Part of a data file

┌──

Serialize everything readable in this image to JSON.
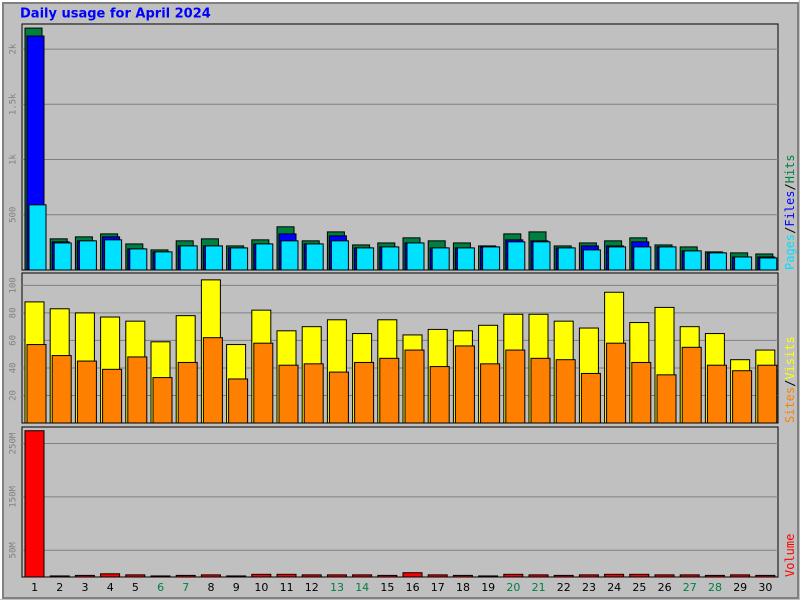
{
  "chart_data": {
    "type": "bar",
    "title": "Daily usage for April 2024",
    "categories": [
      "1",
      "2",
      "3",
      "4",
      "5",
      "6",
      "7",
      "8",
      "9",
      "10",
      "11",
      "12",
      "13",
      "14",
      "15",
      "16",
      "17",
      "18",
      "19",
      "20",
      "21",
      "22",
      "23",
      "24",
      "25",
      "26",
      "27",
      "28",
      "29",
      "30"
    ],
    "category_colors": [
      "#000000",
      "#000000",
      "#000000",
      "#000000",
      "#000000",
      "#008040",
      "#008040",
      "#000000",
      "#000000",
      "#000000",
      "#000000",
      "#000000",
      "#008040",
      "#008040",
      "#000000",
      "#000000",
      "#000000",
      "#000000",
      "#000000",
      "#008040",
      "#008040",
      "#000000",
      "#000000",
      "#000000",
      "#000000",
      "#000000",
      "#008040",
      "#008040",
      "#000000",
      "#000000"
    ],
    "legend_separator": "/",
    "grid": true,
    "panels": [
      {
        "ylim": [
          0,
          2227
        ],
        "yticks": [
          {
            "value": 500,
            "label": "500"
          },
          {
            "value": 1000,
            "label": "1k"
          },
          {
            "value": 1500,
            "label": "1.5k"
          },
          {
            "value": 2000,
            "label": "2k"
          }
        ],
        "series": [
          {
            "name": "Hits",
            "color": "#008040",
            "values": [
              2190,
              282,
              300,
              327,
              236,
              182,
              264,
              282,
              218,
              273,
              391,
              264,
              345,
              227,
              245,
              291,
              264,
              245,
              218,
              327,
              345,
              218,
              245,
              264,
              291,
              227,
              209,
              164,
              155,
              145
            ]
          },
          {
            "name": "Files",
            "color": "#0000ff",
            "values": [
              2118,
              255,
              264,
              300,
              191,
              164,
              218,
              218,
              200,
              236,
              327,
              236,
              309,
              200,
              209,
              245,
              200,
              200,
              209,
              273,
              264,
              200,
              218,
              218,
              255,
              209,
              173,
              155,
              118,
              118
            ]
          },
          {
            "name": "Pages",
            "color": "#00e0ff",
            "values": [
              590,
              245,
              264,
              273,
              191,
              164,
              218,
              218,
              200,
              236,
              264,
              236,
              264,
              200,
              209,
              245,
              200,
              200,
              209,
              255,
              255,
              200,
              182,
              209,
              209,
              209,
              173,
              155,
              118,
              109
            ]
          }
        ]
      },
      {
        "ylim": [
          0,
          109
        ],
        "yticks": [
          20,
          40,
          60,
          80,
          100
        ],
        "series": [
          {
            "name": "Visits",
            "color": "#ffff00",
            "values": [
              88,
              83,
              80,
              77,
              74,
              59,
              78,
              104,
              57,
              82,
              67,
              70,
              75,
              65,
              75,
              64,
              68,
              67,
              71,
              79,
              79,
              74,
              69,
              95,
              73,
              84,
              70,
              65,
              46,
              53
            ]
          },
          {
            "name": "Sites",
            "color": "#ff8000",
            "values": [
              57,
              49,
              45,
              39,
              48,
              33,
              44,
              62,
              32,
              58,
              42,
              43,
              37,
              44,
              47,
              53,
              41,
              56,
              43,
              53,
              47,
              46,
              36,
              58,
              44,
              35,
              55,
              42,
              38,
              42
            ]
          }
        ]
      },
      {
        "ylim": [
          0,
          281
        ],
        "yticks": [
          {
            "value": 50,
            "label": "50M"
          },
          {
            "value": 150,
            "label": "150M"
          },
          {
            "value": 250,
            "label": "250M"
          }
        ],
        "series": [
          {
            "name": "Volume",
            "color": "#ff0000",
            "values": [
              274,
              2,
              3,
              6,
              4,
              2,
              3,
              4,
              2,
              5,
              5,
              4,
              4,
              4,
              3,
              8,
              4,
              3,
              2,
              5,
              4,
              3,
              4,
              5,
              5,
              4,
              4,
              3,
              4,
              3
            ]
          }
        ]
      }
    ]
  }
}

└──
┌──

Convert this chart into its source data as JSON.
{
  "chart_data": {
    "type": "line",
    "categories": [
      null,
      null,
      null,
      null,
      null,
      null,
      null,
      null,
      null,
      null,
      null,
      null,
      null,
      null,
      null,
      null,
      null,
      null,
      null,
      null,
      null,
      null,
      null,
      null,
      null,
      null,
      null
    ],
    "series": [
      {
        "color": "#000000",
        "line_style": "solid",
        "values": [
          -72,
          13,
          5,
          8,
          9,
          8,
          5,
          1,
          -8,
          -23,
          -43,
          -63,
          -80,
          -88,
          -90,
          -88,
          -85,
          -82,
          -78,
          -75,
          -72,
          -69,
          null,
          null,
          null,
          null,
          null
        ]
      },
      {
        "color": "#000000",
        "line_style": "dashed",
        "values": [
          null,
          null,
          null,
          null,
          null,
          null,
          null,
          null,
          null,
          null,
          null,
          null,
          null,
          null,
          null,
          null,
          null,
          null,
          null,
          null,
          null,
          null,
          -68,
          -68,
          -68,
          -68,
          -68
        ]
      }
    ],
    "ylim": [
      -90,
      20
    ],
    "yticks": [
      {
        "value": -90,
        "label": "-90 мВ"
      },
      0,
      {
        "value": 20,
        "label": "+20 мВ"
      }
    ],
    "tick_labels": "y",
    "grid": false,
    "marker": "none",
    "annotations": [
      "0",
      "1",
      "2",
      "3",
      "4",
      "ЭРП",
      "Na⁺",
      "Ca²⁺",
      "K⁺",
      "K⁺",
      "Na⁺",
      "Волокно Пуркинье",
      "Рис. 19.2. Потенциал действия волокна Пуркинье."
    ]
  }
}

└──
┌──

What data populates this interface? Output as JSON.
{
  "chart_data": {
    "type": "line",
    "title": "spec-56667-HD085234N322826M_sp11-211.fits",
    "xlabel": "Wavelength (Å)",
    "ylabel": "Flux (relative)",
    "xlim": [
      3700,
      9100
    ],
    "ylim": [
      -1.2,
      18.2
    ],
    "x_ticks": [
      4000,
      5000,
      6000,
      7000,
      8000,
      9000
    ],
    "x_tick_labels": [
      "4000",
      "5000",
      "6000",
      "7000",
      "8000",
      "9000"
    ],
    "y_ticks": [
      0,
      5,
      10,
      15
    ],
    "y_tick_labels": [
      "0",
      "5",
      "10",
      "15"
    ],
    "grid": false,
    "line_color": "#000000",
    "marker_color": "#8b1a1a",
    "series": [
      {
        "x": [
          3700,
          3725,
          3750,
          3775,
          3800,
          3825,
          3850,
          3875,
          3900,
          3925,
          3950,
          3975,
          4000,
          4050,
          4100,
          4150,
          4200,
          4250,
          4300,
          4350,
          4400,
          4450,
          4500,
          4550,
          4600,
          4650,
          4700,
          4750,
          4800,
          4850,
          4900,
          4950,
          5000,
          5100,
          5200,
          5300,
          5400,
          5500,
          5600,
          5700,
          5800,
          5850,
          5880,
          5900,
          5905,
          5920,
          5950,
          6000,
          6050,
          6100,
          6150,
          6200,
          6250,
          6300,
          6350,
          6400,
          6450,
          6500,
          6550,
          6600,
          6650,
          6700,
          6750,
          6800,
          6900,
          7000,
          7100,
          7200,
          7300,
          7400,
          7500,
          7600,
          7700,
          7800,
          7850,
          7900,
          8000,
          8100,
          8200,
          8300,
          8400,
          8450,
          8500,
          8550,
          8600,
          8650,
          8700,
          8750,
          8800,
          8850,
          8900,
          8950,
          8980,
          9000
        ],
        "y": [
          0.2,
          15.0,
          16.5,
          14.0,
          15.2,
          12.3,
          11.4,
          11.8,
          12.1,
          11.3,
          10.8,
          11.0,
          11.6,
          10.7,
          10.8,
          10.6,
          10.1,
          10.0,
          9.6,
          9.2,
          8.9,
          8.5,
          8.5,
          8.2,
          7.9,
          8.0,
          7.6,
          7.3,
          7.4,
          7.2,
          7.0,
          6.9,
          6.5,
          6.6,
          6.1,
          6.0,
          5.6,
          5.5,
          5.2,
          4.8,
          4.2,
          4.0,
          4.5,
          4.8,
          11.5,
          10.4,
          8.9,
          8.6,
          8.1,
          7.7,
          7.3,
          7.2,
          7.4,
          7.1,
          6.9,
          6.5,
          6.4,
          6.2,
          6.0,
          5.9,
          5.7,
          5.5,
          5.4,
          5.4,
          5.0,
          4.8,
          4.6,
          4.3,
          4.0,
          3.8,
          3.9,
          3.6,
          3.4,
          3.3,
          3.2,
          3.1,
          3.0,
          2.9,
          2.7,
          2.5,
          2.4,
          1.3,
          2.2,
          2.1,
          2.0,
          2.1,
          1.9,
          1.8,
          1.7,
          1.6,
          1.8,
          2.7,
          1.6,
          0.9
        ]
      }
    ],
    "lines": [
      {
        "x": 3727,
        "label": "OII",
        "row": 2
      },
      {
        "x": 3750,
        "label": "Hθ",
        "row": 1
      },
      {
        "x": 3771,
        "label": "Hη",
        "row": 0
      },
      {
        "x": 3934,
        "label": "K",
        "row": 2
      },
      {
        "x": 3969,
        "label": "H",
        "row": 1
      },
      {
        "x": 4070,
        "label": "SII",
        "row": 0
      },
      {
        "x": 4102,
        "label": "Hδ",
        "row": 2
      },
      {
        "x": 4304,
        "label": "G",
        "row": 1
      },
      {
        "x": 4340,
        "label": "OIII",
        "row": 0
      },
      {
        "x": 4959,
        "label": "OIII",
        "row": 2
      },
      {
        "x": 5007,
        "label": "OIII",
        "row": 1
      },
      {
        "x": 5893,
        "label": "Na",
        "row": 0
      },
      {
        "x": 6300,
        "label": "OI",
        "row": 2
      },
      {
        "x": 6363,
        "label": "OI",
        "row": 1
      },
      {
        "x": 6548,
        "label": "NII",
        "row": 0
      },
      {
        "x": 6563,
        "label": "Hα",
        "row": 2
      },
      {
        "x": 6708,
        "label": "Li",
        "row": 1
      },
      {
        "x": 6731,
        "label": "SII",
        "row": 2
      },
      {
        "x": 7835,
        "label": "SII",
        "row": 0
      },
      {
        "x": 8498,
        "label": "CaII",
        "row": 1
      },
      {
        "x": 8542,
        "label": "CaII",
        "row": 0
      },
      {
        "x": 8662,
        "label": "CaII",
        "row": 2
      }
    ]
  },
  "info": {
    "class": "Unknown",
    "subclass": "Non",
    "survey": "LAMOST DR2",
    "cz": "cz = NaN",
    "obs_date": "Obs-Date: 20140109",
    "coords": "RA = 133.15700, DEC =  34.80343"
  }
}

└──

-- The task --
Gather up every line in the data above that contains the word "title", copying each one.

-- Right answer --
    "title": "Daily usage for April 2024",
    "title": "spec-56667-HD085234N322826M_sp11-211.fits",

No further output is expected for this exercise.